Extract, from the listing that follows, each line containing the word "чешской".
:: Data listing
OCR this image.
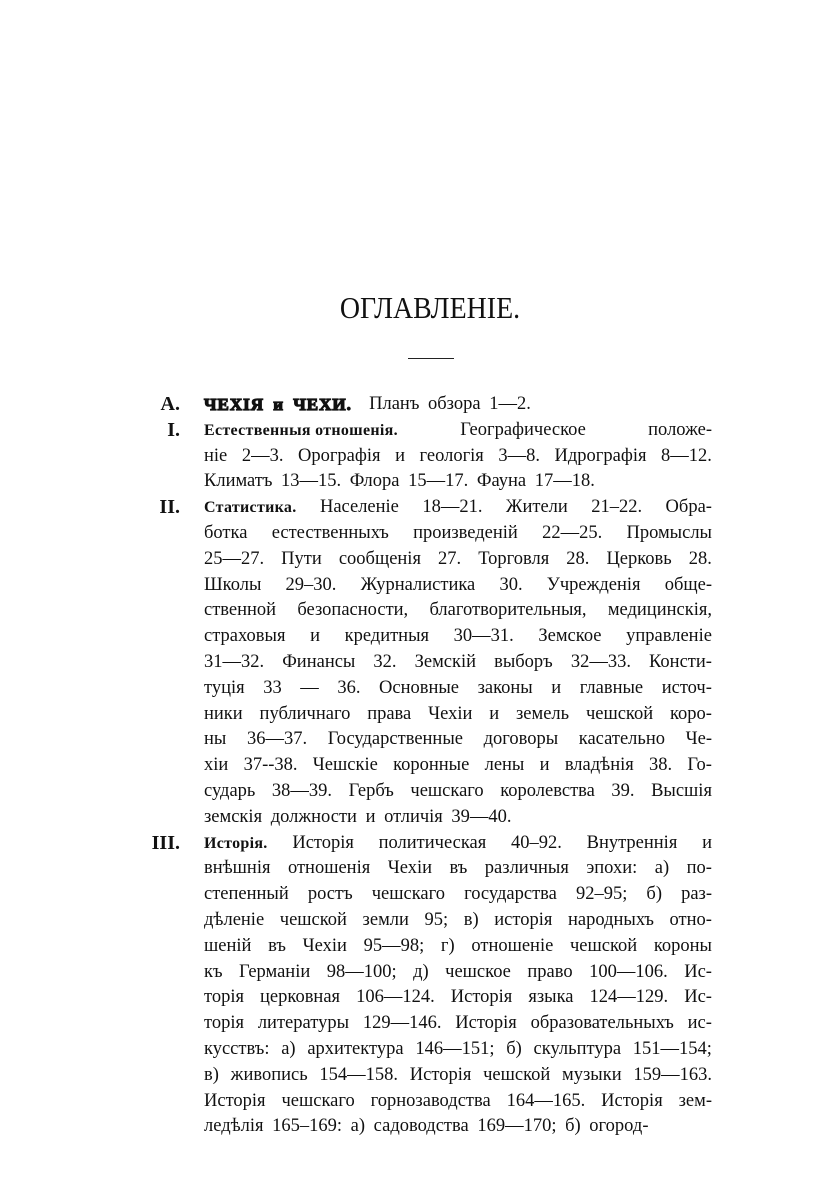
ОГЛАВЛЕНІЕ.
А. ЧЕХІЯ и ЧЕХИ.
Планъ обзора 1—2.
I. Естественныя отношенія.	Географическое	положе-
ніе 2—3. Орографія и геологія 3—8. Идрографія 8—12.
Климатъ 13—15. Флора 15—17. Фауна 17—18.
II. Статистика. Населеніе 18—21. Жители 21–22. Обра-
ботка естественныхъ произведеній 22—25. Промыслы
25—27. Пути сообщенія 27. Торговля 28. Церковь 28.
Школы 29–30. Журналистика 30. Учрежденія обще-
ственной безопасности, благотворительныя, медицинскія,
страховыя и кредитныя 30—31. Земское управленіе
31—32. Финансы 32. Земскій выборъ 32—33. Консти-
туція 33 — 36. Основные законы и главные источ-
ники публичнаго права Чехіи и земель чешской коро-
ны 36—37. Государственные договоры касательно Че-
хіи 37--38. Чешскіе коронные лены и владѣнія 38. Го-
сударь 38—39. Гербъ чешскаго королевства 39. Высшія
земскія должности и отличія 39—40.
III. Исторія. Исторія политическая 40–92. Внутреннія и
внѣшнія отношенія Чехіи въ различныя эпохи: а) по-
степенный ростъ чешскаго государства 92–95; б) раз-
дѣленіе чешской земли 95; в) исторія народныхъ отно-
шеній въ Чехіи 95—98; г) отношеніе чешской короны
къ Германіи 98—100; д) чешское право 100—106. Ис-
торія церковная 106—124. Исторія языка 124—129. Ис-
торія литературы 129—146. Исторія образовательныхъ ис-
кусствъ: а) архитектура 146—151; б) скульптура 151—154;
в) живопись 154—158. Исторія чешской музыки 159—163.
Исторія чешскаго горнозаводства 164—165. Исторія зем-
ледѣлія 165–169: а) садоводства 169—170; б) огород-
::::
■ Response to this exercise:
ники публичнаго права Чехіи и земель чешской коро-
дѣленіе чешской земли 95; в) исторія народныхъ отно-
шеній въ Чехіи 95—98; г) отношеніе чешской короны
в) живопись 154—158. Исторія чешской музыки 159—163.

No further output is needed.